Print the data exactly as it is given, please.

* [SOURCE RECORDS]

..............................

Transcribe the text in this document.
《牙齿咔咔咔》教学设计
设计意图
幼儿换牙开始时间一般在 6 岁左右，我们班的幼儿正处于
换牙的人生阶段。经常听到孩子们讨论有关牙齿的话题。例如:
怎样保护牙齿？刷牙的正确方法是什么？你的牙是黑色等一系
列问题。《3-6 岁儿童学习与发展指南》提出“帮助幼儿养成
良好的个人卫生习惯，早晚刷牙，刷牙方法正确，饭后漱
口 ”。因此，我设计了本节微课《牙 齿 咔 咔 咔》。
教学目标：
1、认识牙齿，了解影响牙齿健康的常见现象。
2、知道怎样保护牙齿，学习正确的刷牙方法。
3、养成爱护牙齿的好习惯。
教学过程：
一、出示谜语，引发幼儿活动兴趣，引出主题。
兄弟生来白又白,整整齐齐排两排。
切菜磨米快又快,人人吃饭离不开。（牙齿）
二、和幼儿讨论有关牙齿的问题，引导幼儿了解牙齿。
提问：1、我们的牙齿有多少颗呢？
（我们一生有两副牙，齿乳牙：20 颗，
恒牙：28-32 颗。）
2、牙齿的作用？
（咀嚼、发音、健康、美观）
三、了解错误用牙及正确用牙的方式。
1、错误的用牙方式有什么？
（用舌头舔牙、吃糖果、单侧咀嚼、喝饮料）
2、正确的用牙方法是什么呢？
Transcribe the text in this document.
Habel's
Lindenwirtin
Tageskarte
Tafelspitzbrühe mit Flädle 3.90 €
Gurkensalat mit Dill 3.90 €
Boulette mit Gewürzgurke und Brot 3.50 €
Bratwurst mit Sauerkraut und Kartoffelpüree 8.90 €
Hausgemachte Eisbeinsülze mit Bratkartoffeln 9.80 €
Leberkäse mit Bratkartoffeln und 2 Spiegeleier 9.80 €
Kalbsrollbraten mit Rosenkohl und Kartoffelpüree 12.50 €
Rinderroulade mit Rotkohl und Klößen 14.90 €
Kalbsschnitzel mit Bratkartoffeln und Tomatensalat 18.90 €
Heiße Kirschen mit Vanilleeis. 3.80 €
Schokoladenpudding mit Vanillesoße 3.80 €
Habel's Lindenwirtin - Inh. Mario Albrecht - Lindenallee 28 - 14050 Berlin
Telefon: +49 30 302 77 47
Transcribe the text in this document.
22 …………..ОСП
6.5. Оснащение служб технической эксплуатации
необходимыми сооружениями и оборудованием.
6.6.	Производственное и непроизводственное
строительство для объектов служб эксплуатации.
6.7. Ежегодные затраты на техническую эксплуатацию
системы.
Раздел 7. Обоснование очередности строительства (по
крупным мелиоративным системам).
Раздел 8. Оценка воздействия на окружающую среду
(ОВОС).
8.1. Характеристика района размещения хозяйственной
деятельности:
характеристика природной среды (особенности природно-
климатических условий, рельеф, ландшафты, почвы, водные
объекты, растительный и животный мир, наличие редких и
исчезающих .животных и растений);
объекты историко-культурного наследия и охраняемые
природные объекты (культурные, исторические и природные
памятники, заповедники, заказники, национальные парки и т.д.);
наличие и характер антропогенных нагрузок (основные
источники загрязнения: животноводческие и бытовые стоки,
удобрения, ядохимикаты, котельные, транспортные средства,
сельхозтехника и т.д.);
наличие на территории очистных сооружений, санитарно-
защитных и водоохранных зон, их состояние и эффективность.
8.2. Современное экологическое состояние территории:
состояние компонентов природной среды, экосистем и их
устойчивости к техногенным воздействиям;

..............................

* [EXERCISE SOLUTION]
Transcribe the text in this document.
《牙齿咔咔咔》教学设计
设计意图
幼儿换牙开始时间一般在 6 岁左右，我们班的幼儿正处于
换牙的人生阶段。经常听到孩子们讨论有关牙齿的话题。例如:
怎样保护牙齿？刷牙的正确方法是什么？你的牙是黑色等一系
列问题。《3-6 岁儿童学习与发展指南》提出“帮助幼儿养成
良好的个人卫生习惯，早晚刷牙，刷牙方法正确，饭后漱
口 ”。因此，我设计了本节微课《牙 齿 咔 咔 咔》。
教学目标：
1、认识牙齿，了解影响牙齿健康的常见现象。
2、知道怎样保护牙齿，学习正确的刷牙方法。
3、养成爱护牙齿的好习惯。
教学过程：
一、出示谜语，引发幼儿活动兴趣，引出主题。
兄弟生来白又白,整整齐齐排两排。
切菜磨米快又快,人人吃饭离不开。（牙齿）
二、和幼儿讨论有关牙齿的问题，引导幼儿了解牙齿。
提问：1、我们的牙齿有多少颗呢？
（我们一生有两副牙，齿乳牙：20 颗，
恒牙：28-32 颗。）
2、牙齿的作用？
（咀嚼、发音、健康、美观）
三、了解错误用牙及正确用牙的方式。
1、错误的用牙方式有什么？
（用舌头舔牙、吃糖果、单侧咀嚼、喝饮料）
2、正确的用牙方法是什么呢？
Transcribe the text in this document.
Habel's
Lindenwirtin
Tageskarte
Tafelspitzbrühe mit Flädle 3.90 €
Gurkensalat mit Dill 3.90 €
Boulette mit Gewürzgurke und Brot 3.50 €
Bratwurst mit Sauerkraut und Kartoffelpüree 8.90 €
Hausgemachte Eisbeinsülze mit Bratkartoffeln 9.80 €
Leberkäse mit Bratkartoffeln und 2 Spiegeleier 9.80 €
Kalbsrollbraten mit Rosenkohl und Kartoffelpüree 12.50 €
Rinderroulade mit Rotkohl und Klößen 14.90 €
Kalbsschnitzel mit Bratkartoffeln und Tomatensalat 18.90 €
Heiße Kirschen mit Vanilleeis. 3.80 €
Schokoladenpudding mit Vanillesoße 3.80 €
Habel's Lindenwirtin - Inh. Mario Albrecht - Lindenallee 28 - 14050 Berlin
Telefon: +49 30 302 77 47
Transcribe the text in this document.
22 …………..ОСП
6.5. Оснащение служб технической эксплуатации
необходимыми сооружениями и оборудованием.
6.6.	Производственное и непроизводственное
строительство для объектов служб эксплуатации.
6.7. Ежегодные затраты на техническую эксплуатацию
системы.
Раздел 7. Обоснование очередности строительства (по
крупным мелиоративным системам).
Раздел 8. Оценка воздействия на окружающую среду
(ОВОС).
8.1. Характеристика района размещения хозяйственной
деятельности:
характеристика природной среды (особенности природно-
климатических условий, рельеф, ландшафты, почвы, водные
объекты, растительный и животный мир, наличие редких и
исчезающих .животных и растений);
объекты историко-культурного наследия и охраняемые
природные объекты (культурные, исторические и природные
памятники, заповедники, заказники, национальные парки и т.д.);
наличие и характер антропогенных нагрузок (основные
источники загрязнения: животноводческие и бытовые стоки,
удобрения, ядохимикаты, котельные, транспортные средства,
сельхозтехника и т.д.);
наличие на территории очистных сооружений, санитарно-
защитных и водоохранных зон, их состояние и эффективность.
8.2. Современное экологическое состояние территории:
состояние компонентов природной среды, экосистем и их
устойчивости к техногенным воздействиям;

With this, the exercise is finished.